Count lines holding the string "基礎泳法練習" in the data that follows. Reply with one number only.

Start of DATASET CONTENT

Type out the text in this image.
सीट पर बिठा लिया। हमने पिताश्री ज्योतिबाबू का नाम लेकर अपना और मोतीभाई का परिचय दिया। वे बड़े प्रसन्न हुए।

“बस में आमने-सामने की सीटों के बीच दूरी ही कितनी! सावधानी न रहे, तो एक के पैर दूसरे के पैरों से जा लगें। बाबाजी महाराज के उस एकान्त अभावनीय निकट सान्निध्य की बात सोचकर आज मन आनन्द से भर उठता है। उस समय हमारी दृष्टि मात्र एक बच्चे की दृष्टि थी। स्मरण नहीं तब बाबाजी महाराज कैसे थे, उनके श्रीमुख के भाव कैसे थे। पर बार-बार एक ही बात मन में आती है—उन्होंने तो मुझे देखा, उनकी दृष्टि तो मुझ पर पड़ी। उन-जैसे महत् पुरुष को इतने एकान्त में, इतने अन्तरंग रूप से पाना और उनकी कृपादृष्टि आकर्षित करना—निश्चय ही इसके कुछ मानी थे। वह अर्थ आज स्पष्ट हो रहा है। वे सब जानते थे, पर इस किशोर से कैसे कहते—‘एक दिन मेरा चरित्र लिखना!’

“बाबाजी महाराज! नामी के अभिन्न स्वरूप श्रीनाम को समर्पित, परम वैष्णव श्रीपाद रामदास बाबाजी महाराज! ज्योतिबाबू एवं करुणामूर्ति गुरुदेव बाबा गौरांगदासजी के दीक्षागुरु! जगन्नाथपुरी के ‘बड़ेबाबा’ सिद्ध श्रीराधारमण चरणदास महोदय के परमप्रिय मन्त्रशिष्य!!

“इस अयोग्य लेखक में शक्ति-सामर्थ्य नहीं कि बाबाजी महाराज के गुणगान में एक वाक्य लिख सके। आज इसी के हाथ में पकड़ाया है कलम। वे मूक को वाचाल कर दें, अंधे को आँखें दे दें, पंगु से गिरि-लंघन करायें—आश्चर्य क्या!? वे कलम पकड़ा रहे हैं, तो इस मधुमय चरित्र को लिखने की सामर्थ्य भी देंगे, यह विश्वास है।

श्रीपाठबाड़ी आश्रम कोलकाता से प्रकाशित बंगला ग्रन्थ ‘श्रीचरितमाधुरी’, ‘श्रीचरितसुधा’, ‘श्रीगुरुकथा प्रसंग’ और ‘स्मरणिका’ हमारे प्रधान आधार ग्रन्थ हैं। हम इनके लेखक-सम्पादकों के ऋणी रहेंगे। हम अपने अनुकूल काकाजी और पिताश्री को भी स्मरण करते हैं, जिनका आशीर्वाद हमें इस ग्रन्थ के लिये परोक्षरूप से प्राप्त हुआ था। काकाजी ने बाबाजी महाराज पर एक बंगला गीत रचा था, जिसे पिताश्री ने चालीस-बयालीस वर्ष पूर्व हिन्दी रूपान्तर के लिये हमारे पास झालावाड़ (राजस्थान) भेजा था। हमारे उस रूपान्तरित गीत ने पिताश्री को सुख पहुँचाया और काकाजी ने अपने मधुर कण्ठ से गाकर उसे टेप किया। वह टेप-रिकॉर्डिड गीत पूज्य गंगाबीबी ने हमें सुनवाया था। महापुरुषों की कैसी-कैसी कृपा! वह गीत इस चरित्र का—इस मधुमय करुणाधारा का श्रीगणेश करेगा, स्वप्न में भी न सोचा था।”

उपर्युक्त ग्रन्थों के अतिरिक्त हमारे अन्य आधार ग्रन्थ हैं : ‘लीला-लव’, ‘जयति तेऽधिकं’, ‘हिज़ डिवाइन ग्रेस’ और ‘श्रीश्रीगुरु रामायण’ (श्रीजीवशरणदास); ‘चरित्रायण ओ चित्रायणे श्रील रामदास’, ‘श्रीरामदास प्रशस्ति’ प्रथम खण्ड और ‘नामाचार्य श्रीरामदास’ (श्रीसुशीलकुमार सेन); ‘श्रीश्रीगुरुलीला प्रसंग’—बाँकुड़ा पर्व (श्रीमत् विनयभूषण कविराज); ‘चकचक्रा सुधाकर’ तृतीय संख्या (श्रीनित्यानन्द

End of DATASET CONTENT
Start of DATASET CONTENT

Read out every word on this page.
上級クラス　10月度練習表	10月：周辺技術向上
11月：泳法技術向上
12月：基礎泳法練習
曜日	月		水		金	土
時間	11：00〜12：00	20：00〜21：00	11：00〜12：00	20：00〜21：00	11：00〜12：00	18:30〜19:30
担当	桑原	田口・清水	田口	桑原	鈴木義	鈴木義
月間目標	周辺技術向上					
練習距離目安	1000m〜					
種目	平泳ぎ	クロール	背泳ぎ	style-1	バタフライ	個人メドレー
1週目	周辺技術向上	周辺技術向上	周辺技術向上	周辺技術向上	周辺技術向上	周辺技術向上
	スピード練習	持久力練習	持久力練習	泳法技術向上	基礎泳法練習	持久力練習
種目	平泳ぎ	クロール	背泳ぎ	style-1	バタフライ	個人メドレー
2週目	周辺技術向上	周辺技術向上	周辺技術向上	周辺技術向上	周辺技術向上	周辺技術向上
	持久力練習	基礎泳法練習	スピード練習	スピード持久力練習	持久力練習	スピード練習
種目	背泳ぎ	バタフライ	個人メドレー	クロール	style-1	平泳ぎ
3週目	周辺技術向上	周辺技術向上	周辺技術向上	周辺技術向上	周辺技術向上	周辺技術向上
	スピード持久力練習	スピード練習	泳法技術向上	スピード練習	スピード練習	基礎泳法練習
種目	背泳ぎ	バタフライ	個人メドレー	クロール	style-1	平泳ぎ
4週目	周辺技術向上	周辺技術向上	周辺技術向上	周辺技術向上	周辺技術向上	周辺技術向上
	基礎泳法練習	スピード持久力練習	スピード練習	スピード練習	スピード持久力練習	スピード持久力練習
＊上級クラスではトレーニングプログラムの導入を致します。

End of DATASET CONTENT

FULL RESPONSE - 5